◆ Pedido 1
Escreva de novo, sem qualquer alteração, todas as linhas da listagem que vem a seguir ao texto.

◆ Excerto do texto
+---+

18 de setembro de 2015

Acredita que é possível mudar o mundo?*

Ontem tive oportunidade de assistir a mais uma das Conversas que o Observador tem vindo a organizar mensalmente sobre vários assuntos. O tema desta vez foi a cidadania. O próximo será o Turismo, no dia 13 de Outubro, no CCB.

De seguida deixo o texto do Observador sobre essa Conversa, uma vez que tem tudo a ver com o espírito deste blogue.


O que têm em comum um licenciado em direito, um professor universitário, um padre, uma consultora fiscal e uma voluntária? A vontade de dar o seu tempo aos outros para construir um mundo melhor.

Quando olhamos para a cidadania através da participação política, talvez os portugueses não estejam assim tão ativos. Nas eleições legislativas de 2011 a taxa de abstenção foi de 41,10%. Nas europeias de maio do ano passado nem se fala. A taxa de abstenção em Portugal foi de 66,2%, o que representa a maior marca de sempre. Mas será que a cidadania apenas de faz de eleições e participação política? O Observador ouviu cinco histórias de quem, à sua maneira, tenta mudar o mundo.

Isabel Jonet: a voluntária

Formou-se em Economia pela Faculdade de Ciências Humanas da Universidade Católica Portuguesa, mas desde 1993 que abraçou o voluntariado como forma de vida. Há 22 anos que está na linha da frente do Banco Alimentar Contra a Fome.

“Acredito que o voluntariado faz parte da cidadania ativa. Faz parte da minha forma de vida”, explica ao Observador. Tinha 14 anos quando se deu o 25 de abril. “Nessa altura fazíamos uma intervenção na sociedade de uma forma mais ligada à cidadania política. As pessoas devem participar na sociedade seja de que forma for”. E Isabel Jonet encontrou a sua forma de cidadania ativa tornando-se voluntária.

Para ela ser um bom cidadão é “acreditar que todos somos co-responsáveis pelo bem comum” e o que a motiva é “ter a certeza que contribui para mudar o meu mundo e o mundo à minha volta”.

E olhando para o mundo à volta, Isabel Jonet diz que vê uma sociedade bastante ativa. Por exemplo, quando o Banco Alimentar começou era só em Lisboa. Na altura havia cerca de “uma centena de voluntários”. Hoje o projeto cresceu, existem já 21 Bancos Alimentares em todo o país e o número de pessoas que dão o seu tempo a esta causa ultrapassa os 40 mil.

Por isso, Isabel Jonet acredita que existe uma cidadania “muito mais ativa do que os números oficiais revelam. Os números não espelham a realidade. Há muitas ações e projetos ligadas ao desporto, à deficiência, à proteção do ambiente, muita intervenção cívica, mas muitas vezes as pessoas não sabem identificar ou rotular isso como cidadania”.

+---+

◆ Material fornecido
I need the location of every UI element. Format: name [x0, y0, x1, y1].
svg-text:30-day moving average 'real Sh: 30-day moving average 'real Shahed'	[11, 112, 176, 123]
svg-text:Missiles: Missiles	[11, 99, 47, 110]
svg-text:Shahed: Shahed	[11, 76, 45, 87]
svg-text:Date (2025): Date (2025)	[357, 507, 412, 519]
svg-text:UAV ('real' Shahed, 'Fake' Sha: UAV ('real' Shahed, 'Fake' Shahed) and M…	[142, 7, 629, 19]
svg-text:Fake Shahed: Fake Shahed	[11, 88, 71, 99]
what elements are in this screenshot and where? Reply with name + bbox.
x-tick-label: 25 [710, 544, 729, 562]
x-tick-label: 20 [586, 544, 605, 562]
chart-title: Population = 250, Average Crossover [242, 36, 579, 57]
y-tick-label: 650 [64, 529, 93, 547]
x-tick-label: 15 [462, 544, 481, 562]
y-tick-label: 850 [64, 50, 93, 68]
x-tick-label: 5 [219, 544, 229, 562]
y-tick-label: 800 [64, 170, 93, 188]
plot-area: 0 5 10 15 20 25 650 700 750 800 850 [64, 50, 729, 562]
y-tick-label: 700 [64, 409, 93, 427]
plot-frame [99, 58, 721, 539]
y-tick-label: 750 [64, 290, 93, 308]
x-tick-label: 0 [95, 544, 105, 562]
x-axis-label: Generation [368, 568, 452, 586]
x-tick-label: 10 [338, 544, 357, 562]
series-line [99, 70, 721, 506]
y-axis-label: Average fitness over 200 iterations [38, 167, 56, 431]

+---+

◆ Pedido 2
Extraia do texto sobre cidadania, sem alterações, o trecho desde "O que têm em" até "um mundo melhor.", inclusive.

◆ Resposta escrita 1
I need the location of every UI element. Format: name [x0, y0, x1, y1].
svg-text:30-day moving average 'real Sh: 30-day moving average 'real Shahed'	[11, 112, 176, 123]
svg-text:Missiles: Missiles	[11, 99, 47, 110]
svg-text:Shahed: Shahed	[11, 76, 45, 87]
svg-text:Date (2025): Date (2025)	[357, 507, 412, 519]
svg-text:UAV ('real' Shahed, 'Fake' Sha: UAV ('real' Shahed, 'Fake' Shahed) and M…	[142, 7, 629, 19]
svg-text:Fake Shahed: Fake Shahed	[11, 88, 71, 99]
what elements are in this screenshot and where? Reply with name + bbox.
x-tick-label: 25 [710, 544, 729, 562]
x-tick-label: 20 [586, 544, 605, 562]
chart-title: Population = 250, Average Crossover [242, 36, 579, 57]
y-tick-label: 650 [64, 529, 93, 547]
x-tick-label: 15 [462, 544, 481, 562]
y-tick-label: 850 [64, 50, 93, 68]
x-tick-label: 5 [219, 544, 229, 562]
y-tick-label: 800 [64, 170, 93, 188]
plot-area: 0 5 10 15 20 25 650 700 750 800 850 [64, 50, 729, 562]
y-tick-label: 700 [64, 409, 93, 427]
plot-frame [99, 58, 721, 539]
y-tick-label: 750 [64, 290, 93, 308]
x-tick-label: 0 [95, 544, 105, 562]
x-axis-label: Generation [368, 568, 452, 586]
x-tick-label: 10 [338, 544, 357, 562]
series-line [99, 70, 721, 506]
y-axis-label: Average fitness over 200 iterations [38, 167, 56, 431]

◆ Resposta escrita 2
O que têm em comum um licenciado em direito, um professor universitário, um padre, uma consultora fiscal e uma voluntária? A vontade de dar o seu tempo aos outros para construir um mundo melhor.